▶ _To do_
Rewrite the part of the listing that runs from its first line through the line containing "770, 1865, 779]", substituting "price-scale-label" for "price-axis-label" and leaving everything else unchanged.

▶ _Material provided_
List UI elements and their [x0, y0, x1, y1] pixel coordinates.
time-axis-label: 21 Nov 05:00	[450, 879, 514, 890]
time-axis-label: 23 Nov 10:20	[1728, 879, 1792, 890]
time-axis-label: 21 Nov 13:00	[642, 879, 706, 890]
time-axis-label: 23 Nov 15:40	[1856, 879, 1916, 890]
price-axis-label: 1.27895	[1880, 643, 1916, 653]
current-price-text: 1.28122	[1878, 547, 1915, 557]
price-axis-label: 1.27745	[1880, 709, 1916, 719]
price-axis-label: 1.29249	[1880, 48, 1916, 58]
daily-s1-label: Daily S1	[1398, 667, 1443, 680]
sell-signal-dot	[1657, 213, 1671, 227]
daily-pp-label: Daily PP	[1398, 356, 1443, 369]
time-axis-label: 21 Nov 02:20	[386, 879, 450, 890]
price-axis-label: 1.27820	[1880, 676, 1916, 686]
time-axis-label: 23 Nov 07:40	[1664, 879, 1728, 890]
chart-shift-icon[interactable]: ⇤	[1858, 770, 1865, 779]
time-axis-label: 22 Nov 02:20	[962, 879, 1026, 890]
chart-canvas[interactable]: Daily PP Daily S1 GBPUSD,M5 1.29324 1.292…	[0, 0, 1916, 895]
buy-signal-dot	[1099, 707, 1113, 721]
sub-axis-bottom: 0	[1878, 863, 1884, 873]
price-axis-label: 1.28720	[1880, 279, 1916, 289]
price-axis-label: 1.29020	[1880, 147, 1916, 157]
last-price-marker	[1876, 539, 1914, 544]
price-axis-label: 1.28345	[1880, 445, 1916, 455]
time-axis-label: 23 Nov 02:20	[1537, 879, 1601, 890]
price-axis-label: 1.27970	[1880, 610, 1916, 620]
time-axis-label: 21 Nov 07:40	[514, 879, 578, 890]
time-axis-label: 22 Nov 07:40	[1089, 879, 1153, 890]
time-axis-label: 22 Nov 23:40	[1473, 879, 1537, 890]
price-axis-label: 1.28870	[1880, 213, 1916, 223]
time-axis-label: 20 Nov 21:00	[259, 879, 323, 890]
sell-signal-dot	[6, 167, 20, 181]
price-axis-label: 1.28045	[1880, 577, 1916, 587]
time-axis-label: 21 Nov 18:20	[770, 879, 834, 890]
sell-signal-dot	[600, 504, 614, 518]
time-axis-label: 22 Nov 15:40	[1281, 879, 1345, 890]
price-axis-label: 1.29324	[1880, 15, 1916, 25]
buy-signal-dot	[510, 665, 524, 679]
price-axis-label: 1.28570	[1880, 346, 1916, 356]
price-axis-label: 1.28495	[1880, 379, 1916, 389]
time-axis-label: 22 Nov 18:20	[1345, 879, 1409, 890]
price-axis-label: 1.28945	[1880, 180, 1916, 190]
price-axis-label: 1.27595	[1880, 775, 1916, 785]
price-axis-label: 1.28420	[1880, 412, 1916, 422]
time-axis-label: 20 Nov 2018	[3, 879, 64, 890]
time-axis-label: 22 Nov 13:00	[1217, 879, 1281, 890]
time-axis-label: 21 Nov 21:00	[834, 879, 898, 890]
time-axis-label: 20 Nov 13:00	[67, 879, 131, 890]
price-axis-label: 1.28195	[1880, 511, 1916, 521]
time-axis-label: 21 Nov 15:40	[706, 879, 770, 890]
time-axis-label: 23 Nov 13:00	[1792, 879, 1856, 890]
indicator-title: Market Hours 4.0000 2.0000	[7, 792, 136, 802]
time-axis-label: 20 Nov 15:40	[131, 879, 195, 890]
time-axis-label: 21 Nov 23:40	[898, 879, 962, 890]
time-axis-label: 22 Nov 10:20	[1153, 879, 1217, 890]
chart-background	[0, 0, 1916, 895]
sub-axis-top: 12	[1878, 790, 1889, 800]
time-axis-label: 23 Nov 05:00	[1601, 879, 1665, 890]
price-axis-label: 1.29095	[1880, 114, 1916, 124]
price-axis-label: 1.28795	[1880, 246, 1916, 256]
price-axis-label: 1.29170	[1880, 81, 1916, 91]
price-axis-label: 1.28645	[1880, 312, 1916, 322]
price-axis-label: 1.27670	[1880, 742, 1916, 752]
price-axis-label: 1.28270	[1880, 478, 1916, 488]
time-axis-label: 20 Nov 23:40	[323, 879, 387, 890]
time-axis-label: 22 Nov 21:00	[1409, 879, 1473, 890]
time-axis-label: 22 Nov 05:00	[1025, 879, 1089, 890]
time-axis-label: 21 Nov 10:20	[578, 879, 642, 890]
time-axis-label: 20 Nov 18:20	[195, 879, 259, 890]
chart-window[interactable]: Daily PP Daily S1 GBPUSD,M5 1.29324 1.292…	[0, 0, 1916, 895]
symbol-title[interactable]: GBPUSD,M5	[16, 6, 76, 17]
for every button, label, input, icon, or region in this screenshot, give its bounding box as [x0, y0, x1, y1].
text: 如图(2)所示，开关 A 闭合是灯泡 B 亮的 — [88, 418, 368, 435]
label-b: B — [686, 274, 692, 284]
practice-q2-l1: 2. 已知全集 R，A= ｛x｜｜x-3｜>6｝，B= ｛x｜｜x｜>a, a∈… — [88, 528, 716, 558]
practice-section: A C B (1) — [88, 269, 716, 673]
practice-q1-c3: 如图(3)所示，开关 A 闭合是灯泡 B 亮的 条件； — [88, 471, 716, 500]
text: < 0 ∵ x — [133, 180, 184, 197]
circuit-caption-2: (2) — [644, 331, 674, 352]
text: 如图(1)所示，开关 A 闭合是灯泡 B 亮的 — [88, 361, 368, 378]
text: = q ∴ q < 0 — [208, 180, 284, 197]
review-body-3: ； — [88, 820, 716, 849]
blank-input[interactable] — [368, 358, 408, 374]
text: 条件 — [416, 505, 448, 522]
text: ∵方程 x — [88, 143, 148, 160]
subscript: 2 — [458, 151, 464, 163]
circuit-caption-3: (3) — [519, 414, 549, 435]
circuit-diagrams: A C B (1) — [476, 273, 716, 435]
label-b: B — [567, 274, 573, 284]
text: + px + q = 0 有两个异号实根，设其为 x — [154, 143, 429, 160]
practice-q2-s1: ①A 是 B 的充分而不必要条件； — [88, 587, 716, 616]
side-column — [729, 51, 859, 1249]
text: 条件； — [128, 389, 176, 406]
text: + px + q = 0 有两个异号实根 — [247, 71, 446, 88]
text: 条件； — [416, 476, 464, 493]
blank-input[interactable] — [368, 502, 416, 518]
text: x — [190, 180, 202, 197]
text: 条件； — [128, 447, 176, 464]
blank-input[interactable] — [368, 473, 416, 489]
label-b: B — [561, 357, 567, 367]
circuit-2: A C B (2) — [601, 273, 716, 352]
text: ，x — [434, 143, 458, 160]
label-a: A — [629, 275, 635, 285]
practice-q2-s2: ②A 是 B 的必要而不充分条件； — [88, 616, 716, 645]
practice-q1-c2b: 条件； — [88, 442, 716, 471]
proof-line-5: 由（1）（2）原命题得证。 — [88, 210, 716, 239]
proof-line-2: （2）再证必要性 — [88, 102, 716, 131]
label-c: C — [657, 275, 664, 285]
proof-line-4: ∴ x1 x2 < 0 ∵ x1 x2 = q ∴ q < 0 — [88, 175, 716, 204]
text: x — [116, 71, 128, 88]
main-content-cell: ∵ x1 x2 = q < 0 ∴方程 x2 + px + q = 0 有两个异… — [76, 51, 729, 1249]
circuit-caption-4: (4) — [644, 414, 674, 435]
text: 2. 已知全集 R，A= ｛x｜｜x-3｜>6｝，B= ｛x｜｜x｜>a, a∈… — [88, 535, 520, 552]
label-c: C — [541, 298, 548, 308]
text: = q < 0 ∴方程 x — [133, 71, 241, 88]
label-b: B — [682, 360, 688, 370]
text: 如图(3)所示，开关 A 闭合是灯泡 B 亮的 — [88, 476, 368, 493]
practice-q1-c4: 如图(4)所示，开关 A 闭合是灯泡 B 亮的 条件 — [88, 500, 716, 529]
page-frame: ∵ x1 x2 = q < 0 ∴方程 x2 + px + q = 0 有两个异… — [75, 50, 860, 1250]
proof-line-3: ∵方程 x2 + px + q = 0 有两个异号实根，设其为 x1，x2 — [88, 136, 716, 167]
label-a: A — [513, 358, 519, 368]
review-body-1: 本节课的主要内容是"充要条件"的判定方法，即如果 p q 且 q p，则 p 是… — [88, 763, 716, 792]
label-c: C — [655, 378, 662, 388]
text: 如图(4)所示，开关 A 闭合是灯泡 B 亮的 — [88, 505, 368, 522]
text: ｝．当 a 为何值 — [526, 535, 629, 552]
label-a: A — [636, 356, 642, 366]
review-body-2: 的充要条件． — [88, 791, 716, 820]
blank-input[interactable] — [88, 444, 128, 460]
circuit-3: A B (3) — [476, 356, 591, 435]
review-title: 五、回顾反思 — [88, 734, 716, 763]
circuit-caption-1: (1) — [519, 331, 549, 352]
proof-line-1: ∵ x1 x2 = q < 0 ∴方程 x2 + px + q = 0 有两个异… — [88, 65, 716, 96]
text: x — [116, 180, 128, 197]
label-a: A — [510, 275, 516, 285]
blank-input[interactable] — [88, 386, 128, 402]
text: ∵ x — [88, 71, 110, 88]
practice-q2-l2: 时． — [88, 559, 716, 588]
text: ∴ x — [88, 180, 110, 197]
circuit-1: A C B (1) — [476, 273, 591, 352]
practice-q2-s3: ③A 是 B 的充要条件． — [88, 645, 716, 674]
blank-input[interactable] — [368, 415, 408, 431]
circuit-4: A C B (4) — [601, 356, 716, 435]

▶ _Output for this exercise_
List UI elements and their [x0, y0, x1, y1] pixel coordinates.
time-axis-label: 21 Nov 05:00	[450, 879, 514, 890]
time-axis-label: 23 Nov 10:20	[1728, 879, 1792, 890]
time-axis-label: 21 Nov 13:00	[642, 879, 706, 890]
time-axis-label: 23 Nov 15:40	[1856, 879, 1916, 890]
price-scale-label: 1.27895	[1880, 643, 1916, 653]
current-price-text: 1.28122	[1878, 547, 1915, 557]
price-scale-label: 1.27745	[1880, 709, 1916, 719]
price-scale-label: 1.29249	[1880, 48, 1916, 58]
daily-s1-label: Daily S1	[1398, 667, 1443, 680]
sell-signal-dot	[1657, 213, 1671, 227]
daily-pp-label: Daily PP	[1398, 356, 1443, 369]
time-axis-label: 21 Nov 02:20	[386, 879, 450, 890]
price-scale-label: 1.27820	[1880, 676, 1916, 686]
time-axis-label: 23 Nov 07:40	[1664, 879, 1728, 890]
chart-shift-icon[interactable]: ⇤	[1858, 770, 1865, 779]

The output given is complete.